[Written problem] Using the records that follow, copy every line containing the word "nper".

[Excerpted records]

========================================

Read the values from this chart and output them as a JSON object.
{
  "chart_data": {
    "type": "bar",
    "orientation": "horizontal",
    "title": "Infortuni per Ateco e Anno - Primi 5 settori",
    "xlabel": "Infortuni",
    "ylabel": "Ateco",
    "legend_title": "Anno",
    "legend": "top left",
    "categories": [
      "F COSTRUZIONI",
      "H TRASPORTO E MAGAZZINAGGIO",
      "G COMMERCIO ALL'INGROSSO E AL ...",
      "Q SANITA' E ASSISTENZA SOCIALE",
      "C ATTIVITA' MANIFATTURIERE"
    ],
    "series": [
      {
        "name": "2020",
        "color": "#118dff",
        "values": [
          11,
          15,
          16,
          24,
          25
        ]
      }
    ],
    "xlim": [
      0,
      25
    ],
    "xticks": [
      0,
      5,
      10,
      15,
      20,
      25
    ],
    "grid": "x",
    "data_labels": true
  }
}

========================================

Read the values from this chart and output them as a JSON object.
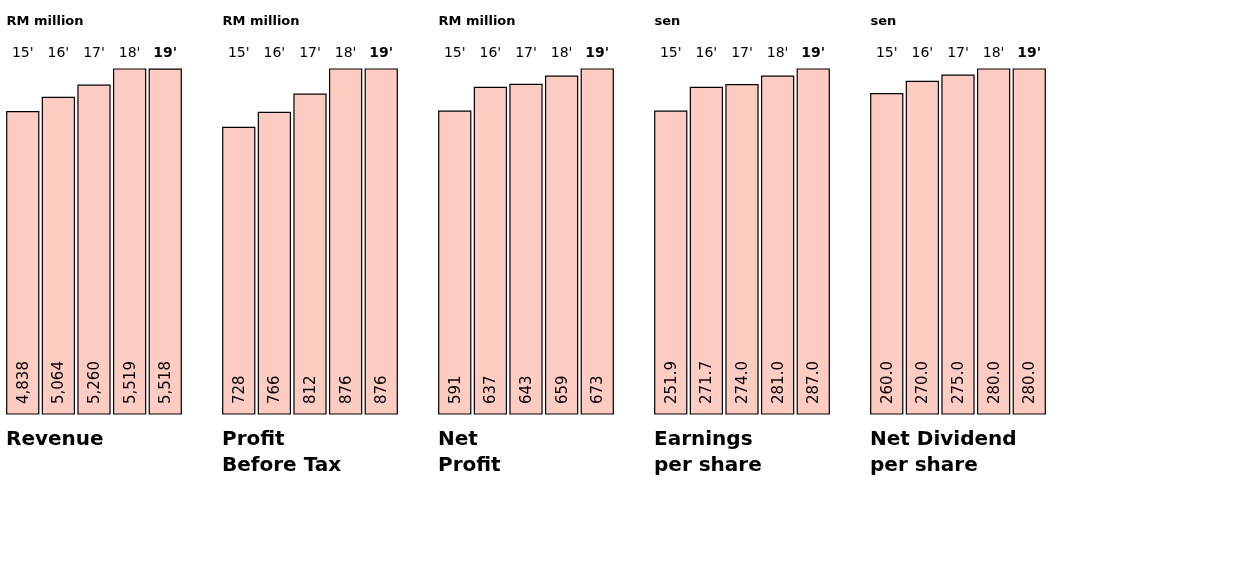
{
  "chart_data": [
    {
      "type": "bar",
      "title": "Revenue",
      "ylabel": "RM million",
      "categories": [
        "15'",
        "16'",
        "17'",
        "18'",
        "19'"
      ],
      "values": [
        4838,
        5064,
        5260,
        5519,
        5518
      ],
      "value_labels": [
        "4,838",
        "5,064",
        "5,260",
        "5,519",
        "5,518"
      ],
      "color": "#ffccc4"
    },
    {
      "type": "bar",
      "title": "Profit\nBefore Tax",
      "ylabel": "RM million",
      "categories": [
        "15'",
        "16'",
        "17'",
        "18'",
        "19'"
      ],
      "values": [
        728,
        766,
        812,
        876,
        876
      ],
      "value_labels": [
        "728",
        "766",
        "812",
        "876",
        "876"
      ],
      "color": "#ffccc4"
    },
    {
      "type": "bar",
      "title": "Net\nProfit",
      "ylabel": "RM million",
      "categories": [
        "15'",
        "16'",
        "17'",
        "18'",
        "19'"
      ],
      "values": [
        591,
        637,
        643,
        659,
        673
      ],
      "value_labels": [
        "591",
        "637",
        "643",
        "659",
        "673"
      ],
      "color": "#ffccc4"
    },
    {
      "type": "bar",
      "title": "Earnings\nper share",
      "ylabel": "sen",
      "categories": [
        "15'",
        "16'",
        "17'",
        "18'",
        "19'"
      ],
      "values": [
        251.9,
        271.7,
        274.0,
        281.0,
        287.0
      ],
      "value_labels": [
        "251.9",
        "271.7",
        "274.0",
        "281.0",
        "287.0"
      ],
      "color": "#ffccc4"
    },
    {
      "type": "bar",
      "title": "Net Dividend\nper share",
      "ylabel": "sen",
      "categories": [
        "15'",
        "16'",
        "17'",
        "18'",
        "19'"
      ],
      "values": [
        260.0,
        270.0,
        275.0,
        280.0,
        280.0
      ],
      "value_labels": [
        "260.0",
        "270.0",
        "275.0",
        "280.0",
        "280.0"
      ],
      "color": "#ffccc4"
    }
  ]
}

========================================

[Output of the exercise]
      "title": "Earnings\nper share",
      "title": "Net Dividend\nper share",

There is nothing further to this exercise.